**What to produce:** Continue the pancreatic cancer treatment recommendations below from the point where they stop.

**Supplied text:**

- Opening Delimiter -

Treatment of borderline resectable tumors (BRPC)

· Patients with BRPC have a high probability of an R1 resection and should be considered for induction treatment.

Strong

·  A period of induction chemotherapy (FOLFIRINOX) followed by CRT on a case-by-case basis and subsequent surgery, is recommended according to MDT recommendations

Strong

· Gemcitabine combined with oxaliplatin or capecitabine may be considered, when FOLFIRINOX is not feasible.

Strong

· CRT with capecitabine may be considered after induction Chemotherapy.

Conditional

 ·  Following induction therapy, medically fit patients without disease progression and with a decrease in CA 19-9 should undergo surgical exploration, unless contraindicated.

Strong

Treatment of locally advanced pancreatic cancer (LAPC)

· A conversion surgery strategy utilizing the standard of care of up to 6 months of combination Chemotherapy (e.g. FOLFIRINOX) should be chosen.

Strong

·  Arterial resection after induction therapy is not recommended but can be considered as a possibility in experienced centers on a case-by-case basis in selected patients according to MDT recommendations.

Conditional

Treatment of advanced pancreatic cancer

First-line treatment

· Options to treat patients with metastatic PC should be dependent on PS:

o In patients with ECOG PS 0-1 and bilirubin level <1.5 times the ULN, the regimen  

   FOLFIRINOX should be considered.

             Strong recommendation, high grade evidence (34)

o For patients with ECOG PS 2, Karnofsky PS (KPS) >70 and bilirubin level <1.5 times

   the ULN, gemcitabine-cisplatin can be considered.

             Strong recommendation, high grade evidence (34).

- Closing Delimiter -

**Data shown:**
- Opening Delimiter -

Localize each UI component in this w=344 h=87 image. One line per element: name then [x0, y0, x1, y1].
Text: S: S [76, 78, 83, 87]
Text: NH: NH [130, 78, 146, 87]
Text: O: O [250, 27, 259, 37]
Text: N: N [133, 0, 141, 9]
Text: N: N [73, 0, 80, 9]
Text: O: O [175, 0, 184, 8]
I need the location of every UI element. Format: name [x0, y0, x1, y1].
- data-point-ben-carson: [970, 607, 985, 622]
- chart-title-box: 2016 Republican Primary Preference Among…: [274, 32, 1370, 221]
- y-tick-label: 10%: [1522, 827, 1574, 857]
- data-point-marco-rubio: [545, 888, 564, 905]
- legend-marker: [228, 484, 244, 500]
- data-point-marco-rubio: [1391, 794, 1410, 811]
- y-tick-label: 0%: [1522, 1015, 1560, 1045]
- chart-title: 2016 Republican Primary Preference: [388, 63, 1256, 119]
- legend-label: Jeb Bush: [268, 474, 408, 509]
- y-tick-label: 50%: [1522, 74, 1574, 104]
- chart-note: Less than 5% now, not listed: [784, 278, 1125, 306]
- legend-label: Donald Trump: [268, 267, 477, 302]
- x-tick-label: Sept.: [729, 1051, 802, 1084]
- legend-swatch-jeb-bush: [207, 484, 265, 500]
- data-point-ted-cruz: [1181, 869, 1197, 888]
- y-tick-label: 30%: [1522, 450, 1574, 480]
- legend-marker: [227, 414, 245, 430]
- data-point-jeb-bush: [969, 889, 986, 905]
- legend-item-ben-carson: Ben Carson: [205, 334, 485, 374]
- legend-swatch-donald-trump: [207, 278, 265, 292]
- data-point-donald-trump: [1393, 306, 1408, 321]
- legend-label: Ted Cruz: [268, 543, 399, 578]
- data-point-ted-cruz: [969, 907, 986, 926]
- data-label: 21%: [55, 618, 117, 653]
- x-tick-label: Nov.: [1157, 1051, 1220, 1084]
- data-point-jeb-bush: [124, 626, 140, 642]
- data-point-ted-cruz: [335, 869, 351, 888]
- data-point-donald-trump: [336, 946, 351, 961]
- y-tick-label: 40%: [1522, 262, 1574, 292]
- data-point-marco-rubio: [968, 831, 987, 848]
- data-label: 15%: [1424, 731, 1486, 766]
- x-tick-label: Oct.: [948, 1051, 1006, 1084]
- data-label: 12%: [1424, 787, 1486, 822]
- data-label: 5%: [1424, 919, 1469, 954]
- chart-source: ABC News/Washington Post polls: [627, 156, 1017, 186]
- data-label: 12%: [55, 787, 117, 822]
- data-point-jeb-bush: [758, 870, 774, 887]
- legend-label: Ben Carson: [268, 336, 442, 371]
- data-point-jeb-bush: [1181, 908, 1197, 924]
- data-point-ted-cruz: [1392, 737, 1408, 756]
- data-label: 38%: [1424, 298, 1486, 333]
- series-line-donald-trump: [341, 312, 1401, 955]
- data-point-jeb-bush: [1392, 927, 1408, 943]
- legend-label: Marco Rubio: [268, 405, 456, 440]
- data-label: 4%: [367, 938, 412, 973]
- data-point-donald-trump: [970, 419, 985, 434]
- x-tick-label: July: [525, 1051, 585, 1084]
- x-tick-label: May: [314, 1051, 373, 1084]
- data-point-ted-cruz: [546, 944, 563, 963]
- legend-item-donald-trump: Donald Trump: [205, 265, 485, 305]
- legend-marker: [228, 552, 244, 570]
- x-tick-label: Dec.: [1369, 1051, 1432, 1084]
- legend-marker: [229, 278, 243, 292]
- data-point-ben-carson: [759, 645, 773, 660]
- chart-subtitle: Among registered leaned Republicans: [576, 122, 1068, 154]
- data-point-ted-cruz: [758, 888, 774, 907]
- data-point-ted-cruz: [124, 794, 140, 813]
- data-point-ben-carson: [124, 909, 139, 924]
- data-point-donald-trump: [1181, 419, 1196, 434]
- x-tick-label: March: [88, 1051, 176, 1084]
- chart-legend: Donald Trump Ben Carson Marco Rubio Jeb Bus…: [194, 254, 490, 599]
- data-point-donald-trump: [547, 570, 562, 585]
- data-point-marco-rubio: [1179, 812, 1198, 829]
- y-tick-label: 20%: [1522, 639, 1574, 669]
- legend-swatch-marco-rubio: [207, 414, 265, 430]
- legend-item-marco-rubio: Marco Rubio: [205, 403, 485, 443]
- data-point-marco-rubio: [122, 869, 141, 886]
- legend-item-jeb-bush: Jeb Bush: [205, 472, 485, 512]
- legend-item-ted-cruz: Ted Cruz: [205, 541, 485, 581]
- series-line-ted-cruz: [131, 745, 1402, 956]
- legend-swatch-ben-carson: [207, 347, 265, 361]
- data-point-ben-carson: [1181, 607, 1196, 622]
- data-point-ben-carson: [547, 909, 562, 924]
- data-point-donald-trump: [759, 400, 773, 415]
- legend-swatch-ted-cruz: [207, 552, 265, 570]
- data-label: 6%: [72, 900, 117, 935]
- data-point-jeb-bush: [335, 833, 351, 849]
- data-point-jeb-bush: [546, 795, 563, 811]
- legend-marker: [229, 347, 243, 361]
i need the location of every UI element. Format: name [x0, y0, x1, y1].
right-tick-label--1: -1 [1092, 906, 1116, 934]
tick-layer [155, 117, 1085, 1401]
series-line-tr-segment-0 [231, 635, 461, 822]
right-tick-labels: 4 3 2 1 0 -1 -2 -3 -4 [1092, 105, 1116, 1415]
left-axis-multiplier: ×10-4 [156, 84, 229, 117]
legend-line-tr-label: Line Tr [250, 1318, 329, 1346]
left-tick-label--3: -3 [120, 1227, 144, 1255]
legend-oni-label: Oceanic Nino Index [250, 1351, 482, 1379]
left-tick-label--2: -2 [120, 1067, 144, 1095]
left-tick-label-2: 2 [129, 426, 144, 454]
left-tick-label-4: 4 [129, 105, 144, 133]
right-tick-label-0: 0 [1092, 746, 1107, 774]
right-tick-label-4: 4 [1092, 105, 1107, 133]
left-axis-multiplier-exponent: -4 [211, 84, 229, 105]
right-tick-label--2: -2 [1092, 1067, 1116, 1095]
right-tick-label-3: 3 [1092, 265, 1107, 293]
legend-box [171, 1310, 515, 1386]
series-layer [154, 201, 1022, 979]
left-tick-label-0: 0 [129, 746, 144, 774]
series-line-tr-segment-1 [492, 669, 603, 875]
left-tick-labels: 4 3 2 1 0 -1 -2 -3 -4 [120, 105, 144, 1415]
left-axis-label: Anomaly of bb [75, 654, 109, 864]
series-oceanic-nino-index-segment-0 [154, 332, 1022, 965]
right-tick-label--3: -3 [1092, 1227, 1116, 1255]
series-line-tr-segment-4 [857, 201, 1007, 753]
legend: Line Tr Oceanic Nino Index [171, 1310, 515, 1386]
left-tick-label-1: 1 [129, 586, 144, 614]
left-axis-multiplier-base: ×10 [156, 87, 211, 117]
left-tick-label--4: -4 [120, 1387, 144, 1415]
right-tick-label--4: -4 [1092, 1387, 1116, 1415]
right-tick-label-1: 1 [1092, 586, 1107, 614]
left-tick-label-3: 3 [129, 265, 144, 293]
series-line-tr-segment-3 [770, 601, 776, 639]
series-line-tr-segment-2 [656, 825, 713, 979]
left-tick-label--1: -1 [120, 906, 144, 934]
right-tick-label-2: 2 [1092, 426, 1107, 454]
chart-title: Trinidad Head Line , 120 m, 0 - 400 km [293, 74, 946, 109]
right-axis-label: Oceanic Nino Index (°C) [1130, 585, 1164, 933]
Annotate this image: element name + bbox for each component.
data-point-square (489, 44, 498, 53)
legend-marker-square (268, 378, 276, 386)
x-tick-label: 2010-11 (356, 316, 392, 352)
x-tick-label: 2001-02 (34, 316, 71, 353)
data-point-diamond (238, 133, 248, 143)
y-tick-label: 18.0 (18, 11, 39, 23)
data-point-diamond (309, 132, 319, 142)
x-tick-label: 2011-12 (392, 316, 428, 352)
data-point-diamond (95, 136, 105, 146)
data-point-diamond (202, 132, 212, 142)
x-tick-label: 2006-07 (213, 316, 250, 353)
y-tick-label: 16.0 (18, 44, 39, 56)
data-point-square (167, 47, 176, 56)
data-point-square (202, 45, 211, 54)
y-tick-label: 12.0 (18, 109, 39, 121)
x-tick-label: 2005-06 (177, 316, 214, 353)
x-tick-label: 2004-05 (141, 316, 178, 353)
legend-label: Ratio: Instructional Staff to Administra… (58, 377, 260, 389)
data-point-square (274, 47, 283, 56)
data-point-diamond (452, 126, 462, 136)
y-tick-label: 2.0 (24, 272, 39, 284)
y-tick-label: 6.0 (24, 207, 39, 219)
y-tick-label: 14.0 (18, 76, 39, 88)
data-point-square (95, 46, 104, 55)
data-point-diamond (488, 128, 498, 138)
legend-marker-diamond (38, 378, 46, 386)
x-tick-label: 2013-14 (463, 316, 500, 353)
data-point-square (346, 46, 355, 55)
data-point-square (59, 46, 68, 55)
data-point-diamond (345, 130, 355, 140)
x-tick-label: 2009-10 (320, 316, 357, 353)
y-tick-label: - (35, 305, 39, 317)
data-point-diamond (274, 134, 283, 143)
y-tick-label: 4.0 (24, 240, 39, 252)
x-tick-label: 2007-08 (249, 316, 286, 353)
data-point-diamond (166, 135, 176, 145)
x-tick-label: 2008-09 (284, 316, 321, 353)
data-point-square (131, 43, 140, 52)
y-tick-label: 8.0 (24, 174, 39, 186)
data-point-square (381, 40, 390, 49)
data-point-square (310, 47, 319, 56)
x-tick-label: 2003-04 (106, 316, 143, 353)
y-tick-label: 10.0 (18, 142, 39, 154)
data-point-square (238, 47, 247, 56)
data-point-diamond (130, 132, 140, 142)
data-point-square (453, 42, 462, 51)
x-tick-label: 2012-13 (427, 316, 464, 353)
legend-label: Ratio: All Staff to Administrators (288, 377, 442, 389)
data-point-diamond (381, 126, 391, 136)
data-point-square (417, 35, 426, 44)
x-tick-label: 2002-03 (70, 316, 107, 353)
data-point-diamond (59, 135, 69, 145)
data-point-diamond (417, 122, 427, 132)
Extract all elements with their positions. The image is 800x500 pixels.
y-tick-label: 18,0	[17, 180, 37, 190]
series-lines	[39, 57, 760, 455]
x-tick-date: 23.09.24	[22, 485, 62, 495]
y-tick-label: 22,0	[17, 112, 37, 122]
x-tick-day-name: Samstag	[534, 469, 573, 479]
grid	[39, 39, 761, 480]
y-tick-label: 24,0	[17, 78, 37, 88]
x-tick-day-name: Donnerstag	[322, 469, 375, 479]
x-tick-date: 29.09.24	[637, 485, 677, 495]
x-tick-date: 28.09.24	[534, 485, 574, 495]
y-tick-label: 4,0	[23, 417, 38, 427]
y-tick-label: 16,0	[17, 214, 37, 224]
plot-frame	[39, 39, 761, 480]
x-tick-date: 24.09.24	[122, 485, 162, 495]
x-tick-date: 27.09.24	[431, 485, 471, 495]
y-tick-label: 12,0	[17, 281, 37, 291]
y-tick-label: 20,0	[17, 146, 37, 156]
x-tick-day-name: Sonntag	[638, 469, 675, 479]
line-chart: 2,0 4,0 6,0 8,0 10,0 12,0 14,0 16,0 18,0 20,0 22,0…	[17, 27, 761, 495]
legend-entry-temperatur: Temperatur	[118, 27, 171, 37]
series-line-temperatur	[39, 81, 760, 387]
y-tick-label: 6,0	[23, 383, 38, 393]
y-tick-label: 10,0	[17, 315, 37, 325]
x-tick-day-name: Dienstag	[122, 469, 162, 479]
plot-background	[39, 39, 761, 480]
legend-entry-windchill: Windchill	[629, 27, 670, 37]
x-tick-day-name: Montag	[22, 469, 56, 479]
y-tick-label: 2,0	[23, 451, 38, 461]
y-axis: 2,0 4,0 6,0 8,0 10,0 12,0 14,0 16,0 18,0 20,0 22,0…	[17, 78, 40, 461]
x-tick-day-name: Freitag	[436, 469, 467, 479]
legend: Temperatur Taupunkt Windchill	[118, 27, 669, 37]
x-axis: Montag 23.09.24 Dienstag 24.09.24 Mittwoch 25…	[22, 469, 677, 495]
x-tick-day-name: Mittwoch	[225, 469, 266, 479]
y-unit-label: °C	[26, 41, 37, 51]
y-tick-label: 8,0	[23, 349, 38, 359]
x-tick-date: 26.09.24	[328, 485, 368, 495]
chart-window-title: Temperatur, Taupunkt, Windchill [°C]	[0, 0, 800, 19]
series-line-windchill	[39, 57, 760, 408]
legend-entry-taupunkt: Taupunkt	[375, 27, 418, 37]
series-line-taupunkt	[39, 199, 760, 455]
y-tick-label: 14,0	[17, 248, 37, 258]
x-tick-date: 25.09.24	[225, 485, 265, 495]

- Closing Delimiter -

**Exercise result:**
o For patients with ECOG PS 2, KPS <70 and/or bilirubin level >1.5 times the ULN,   

   gemcitabine monotherapy should be considered.

             Strong recommendation, high grade evidence (34).

o For patients with ECOG PS 3-4, symptom-directed and palliative care should be

   considered

              Strong recommendation, high grade evidence (34).

Strong

· The efficacy of treatment should be typically evaluated every 8-12 weeks and should be based on clinical status, CA 19-9 trajectory and imaging.

Strong

Second-line treatment

· After FOLFIRINOX treatment, gemcitabine alone may be offered to patients with ECOG PS 0-1 and a favorable comorbidity profile.

Conditional

·  Oxaliplatin-based second-line treatment (mFOLFOX6 or OFF) may be considered as an alternative in patients with ECOG PS 0-2 if not given previously.

Conditional

· For patients with ECOG PS 3-4, symptom directed, and palliative care is recommended.

Strong

· Maintenance therapy with capecitabine (after discussion with patient) may be indicated till disease progression or unacceptable toxicity on a case- by case basis according to MDT recommendations.